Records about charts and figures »
-------
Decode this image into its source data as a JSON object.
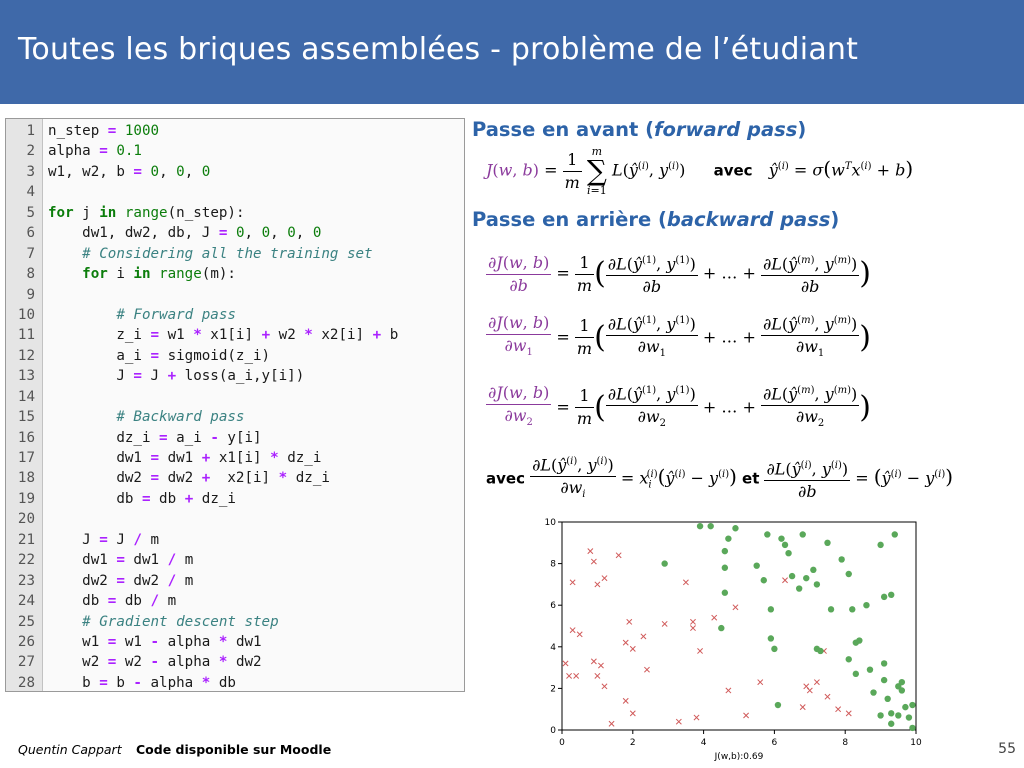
{
  "title": "Toutes les briques assemblées - problème de l’étudiant",
  "code": [
    {
      "n": "1",
      "html": "n_step <span class='op'>=</span> <span class='num'>1000</span>"
    },
    {
      "n": "2",
      "html": "alpha <span class='op'>=</span> <span class='num'>0.1</span>"
    },
    {
      "n": "3",
      "html": "w1, w2, b <span class='op'>=</span> <span class='num'>0</span>, <span class='num'>0</span>, <span class='num'>0</span>"
    },
    {
      "n": "4",
      "html": ""
    },
    {
      "n": "5",
      "html": "<span class='kw'>for</span> j <span class='kw'>in</span> <span class='bi'>range</span>(n_step):"
    },
    {
      "n": "6",
      "html": "    dw1, dw2, db, J <span class='op'>=</span> <span class='num'>0</span>, <span class='num'>0</span>, <span class='num'>0</span>, <span class='num'>0</span>"
    },
    {
      "n": "7",
      "html": "    <span class='cm'># Considering all the training set</span>"
    },
    {
      "n": "8",
      "html": "    <span class='kw'>for</span> i <span class='kw'>in</span> <span class='bi'>range</span>(m):"
    },
    {
      "n": "9",
      "html": ""
    },
    {
      "n": "10",
      "html": "        <span class='cm'># Forward pass</span>"
    },
    {
      "n": "11",
      "html": "        z_i <span class='op'>=</span> w1 <span class='op'>*</span> x1[i] <span class='op'>+</span> w2 <span class='op'>*</span> x2[i] <span class='op'>+</span> b"
    },
    {
      "n": "12",
      "html": "        a_i <span class='op'>=</span> sigmoid(z_i)"
    },
    {
      "n": "13",
      "html": "        J <span class='op'>=</span> J <span class='op'>+</span> loss(a_i,y[i])"
    },
    {
      "n": "14",
      "html": ""
    },
    {
      "n": "15",
      "html": "        <span class='cm'># Backward pass</span>"
    },
    {
      "n": "16",
      "html": "        dz_i <span class='op'>=</span> a_i <span class='op'>-</span> y[i]"
    },
    {
      "n": "17",
      "html": "        dw1 <span class='op'>=</span> dw1 <span class='op'>+</span> x1[i] <span class='op'>*</span> dz_i"
    },
    {
      "n": "18",
      "html": "        dw2 <span class='op'>=</span> dw2 <span class='op'>+</span>  x2[i] <span class='op'>*</span> dz_i"
    },
    {
      "n": "19",
      "html": "        db <span class='op'>=</span> db <span class='op'>+</span> dz_i"
    },
    {
      "n": "20",
      "html": ""
    },
    {
      "n": "21",
      "html": "    J <span class='op'>=</span> J <span class='op'>/</span> m"
    },
    {
      "n": "22",
      "html": "    dw1 <span class='op'>=</span> dw1 <span class='op'>/</span> m"
    },
    {
      "n": "23",
      "html": "    dw2 <span class='op'>=</span> dw2 <span class='op'>/</span> m"
    },
    {
      "n": "24",
      "html": "    db <span class='op'>=</span> db <span class='op'>/</span> m"
    },
    {
      "n": "25",
      "html": "    <span class='cm'># Gradient descent step</span>"
    },
    {
      "n": "26",
      "html": "    w1 <span class='op'>=</span> w1 <span class='op'>-</span> alpha <span class='op'>*</span> dw1"
    },
    {
      "n": "27",
      "html": "    w2 <span class='op'>=</span> w2 <span class='op'>-</span> alpha <span class='op'>*</span> dw2"
    },
    {
      "n": "28",
      "html": "    b <span class='op'>=</span> b <span class='op'>-</span> alpha <span class='op'>*</span> db"
    }
  ],
  "forward": {
    "title_plain": "Passe en avant (",
    "title_em": "forward pass",
    "title_close": ")",
    "avec": "avec"
  },
  "backward": {
    "title_plain": "Passe en arrière (",
    "title_em": "backward pass",
    "title_close": ")"
  },
  "avec_label": "avec",
  "et_label": "et",
  "chart_data": {
    "type": "scatter",
    "xlim": [
      0,
      10
    ],
    "ylim": [
      0,
      10
    ],
    "xticks": [
      "0",
      "2",
      "4",
      "6",
      "8",
      "10"
    ],
    "yticks": [
      "0",
      "2",
      "4",
      "6",
      "8",
      "10"
    ],
    "xlabel": "J(w,b):0.69",
    "series": [
      {
        "marker": "x",
        "color": "#d05a5a",
        "points": [
          [
            0.1,
            3.2
          ],
          [
            0.2,
            2.6
          ],
          [
            0.3,
            7.1
          ],
          [
            0.3,
            4.8
          ],
          [
            0.4,
            2.6
          ],
          [
            0.5,
            4.6
          ],
          [
            0.8,
            8.6
          ],
          [
            0.9,
            8.1
          ],
          [
            0.9,
            3.3
          ],
          [
            1.0,
            2.6
          ],
          [
            1.0,
            7.0
          ],
          [
            1.1,
            3.1
          ],
          [
            1.2,
            7.3
          ],
          [
            1.2,
            2.1
          ],
          [
            1.4,
            0.3
          ],
          [
            1.6,
            8.4
          ],
          [
            1.8,
            4.2
          ],
          [
            1.8,
            1.4
          ],
          [
            1.9,
            5.2
          ],
          [
            2.0,
            3.9
          ],
          [
            2.0,
            0.8
          ],
          [
            2.3,
            4.5
          ],
          [
            2.4,
            2.9
          ],
          [
            2.9,
            5.1
          ],
          [
            3.3,
            0.4
          ],
          [
            3.5,
            7.1
          ],
          [
            3.7,
            5.2
          ],
          [
            3.7,
            4.9
          ],
          [
            3.8,
            0.6
          ],
          [
            3.9,
            3.8
          ],
          [
            4.3,
            5.4
          ],
          [
            4.7,
            1.9
          ],
          [
            4.9,
            5.9
          ],
          [
            5.2,
            0.7
          ],
          [
            5.6,
            2.3
          ],
          [
            6.3,
            7.2
          ],
          [
            6.8,
            1.1
          ],
          [
            6.9,
            2.1
          ],
          [
            7.0,
            1.9
          ],
          [
            7.2,
            2.3
          ],
          [
            7.4,
            3.8
          ],
          [
            7.5,
            1.6
          ],
          [
            7.8,
            1.0
          ],
          [
            8.1,
            0.8
          ]
        ]
      },
      {
        "marker": "o",
        "color": "#5aa85a",
        "points": [
          [
            2.9,
            8.0
          ],
          [
            3.9,
            9.8
          ],
          [
            4.2,
            9.8
          ],
          [
            4.6,
            8.6
          ],
          [
            4.6,
            7.8
          ],
          [
            4.7,
            9.2
          ],
          [
            4.9,
            9.7
          ],
          [
            4.6,
            6.6
          ],
          [
            4.5,
            4.9
          ],
          [
            5.5,
            7.9
          ],
          [
            5.7,
            7.2
          ],
          [
            5.8,
            9.4
          ],
          [
            5.9,
            5.8
          ],
          [
            5.9,
            4.4
          ],
          [
            6.0,
            3.9
          ],
          [
            6.1,
            1.2
          ],
          [
            6.2,
            9.2
          ],
          [
            6.3,
            8.9
          ],
          [
            6.4,
            8.5
          ],
          [
            6.5,
            7.4
          ],
          [
            6.7,
            6.8
          ],
          [
            6.9,
            7.3
          ],
          [
            6.8,
            9.4
          ],
          [
            7.1,
            7.7
          ],
          [
            7.2,
            7.0
          ],
          [
            7.2,
            3.9
          ],
          [
            7.3,
            3.8
          ],
          [
            7.5,
            9.0
          ],
          [
            7.6,
            5.8
          ],
          [
            7.9,
            8.2
          ],
          [
            8.1,
            7.5
          ],
          [
            8.1,
            3.4
          ],
          [
            8.2,
            5.8
          ],
          [
            8.3,
            4.2
          ],
          [
            8.3,
            2.7
          ],
          [
            8.4,
            4.3
          ],
          [
            8.6,
            6.0
          ],
          [
            8.8,
            1.8
          ],
          [
            8.7,
            2.9
          ],
          [
            9.0,
            8.9
          ],
          [
            9.1,
            6.4
          ],
          [
            9.3,
            6.5
          ],
          [
            9.4,
            9.4
          ],
          [
            9.1,
            3.2
          ],
          [
            9.1,
            2.4
          ],
          [
            9.2,
            1.5
          ],
          [
            9.5,
            2.1
          ],
          [
            9.6,
            1.9
          ],
          [
            9.7,
            1.1
          ],
          [
            9.3,
            0.8
          ],
          [
            9.5,
            0.7
          ],
          [
            9.6,
            2.3
          ],
          [
            9.8,
            0.6
          ],
          [
            9.9,
            1.2
          ],
          [
            9.9,
            0.1
          ],
          [
            9.3,
            0.3
          ],
          [
            9.0,
            0.7
          ]
        ]
      }
    ]
  },
  "footer": {
    "author": "Quentin Cappart",
    "note": "Code disponible sur Moodle",
    "page": "55"
  }
}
-------
How many lines of the records contain the string "alpha"? Respond with the number alone.

Finished answer »
4